• RECORDS FOR THIS EXERCISE:

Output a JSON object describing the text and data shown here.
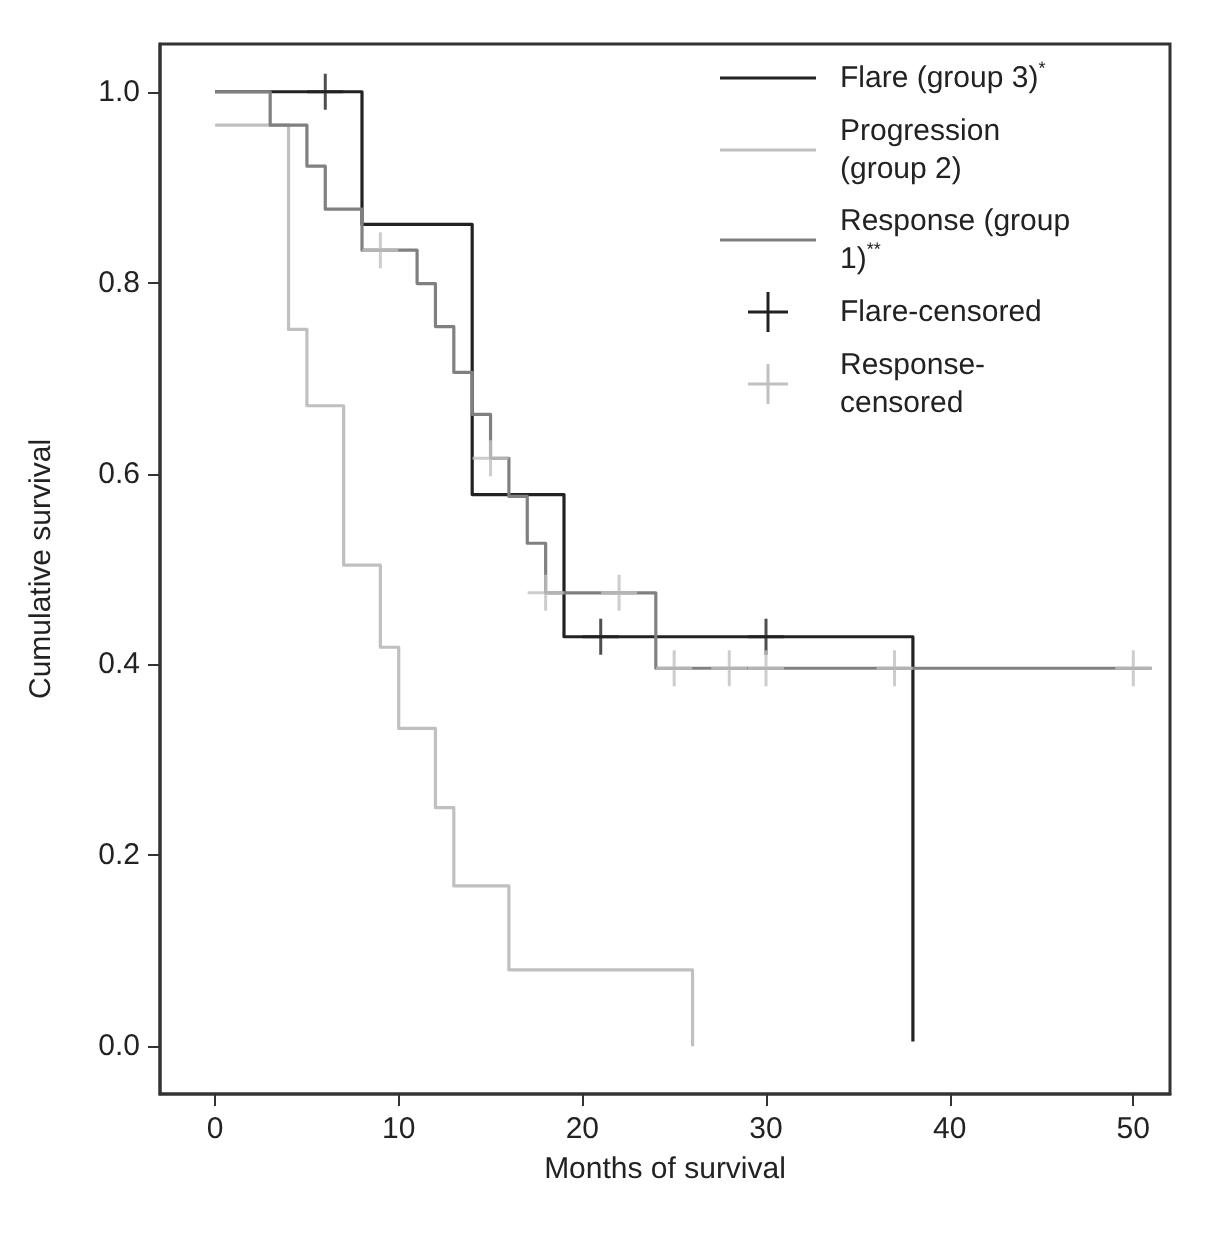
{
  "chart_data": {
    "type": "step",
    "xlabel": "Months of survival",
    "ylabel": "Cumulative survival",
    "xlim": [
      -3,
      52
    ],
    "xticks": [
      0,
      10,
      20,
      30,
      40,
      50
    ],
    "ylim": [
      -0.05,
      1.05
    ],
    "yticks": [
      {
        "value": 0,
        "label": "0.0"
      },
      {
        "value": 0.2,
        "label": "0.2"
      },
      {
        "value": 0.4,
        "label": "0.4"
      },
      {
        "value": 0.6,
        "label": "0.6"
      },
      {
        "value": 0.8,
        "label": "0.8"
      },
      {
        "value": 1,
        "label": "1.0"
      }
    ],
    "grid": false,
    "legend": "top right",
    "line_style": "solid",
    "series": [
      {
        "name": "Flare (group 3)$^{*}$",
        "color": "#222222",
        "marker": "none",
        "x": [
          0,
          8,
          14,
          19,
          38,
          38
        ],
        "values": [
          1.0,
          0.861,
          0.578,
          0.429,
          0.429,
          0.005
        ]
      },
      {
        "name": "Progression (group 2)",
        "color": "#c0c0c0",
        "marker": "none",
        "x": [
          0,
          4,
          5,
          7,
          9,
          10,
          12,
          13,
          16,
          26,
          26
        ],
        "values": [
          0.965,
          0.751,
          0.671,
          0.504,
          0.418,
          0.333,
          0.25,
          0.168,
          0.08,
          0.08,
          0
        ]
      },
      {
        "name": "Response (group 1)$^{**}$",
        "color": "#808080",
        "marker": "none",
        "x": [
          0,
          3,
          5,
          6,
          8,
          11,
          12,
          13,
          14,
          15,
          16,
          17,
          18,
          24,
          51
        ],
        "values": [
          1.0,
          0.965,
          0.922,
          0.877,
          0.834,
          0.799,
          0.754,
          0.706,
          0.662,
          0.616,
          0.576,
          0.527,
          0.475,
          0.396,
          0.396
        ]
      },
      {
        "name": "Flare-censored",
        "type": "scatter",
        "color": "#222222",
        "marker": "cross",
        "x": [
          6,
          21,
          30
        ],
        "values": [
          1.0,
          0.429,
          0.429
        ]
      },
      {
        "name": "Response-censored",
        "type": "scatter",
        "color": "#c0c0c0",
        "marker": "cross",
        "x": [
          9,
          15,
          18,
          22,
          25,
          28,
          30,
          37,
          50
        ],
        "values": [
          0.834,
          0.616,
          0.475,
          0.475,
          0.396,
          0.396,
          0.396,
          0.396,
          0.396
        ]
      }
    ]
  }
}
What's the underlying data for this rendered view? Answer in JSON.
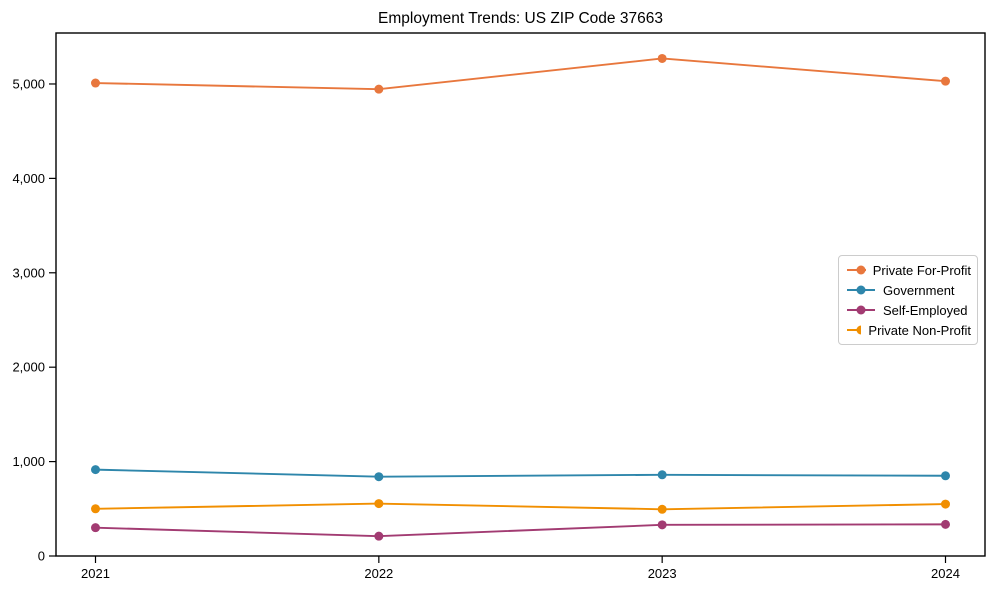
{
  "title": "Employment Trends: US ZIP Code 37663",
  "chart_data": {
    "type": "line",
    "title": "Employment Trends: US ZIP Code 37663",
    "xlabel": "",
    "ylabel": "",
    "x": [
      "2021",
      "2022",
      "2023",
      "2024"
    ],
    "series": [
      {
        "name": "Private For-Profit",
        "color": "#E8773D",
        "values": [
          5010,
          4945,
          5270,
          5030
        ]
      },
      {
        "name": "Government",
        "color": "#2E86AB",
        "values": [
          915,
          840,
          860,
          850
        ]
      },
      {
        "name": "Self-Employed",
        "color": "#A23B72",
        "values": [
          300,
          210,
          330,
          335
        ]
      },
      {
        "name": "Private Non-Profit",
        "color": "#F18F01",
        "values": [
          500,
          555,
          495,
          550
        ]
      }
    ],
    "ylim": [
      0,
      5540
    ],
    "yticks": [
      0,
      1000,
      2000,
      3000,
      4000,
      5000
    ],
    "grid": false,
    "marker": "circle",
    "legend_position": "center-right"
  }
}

• TASK GOAL: Report only the number of lines in the listing that contain the word "group".

• REPLY: 3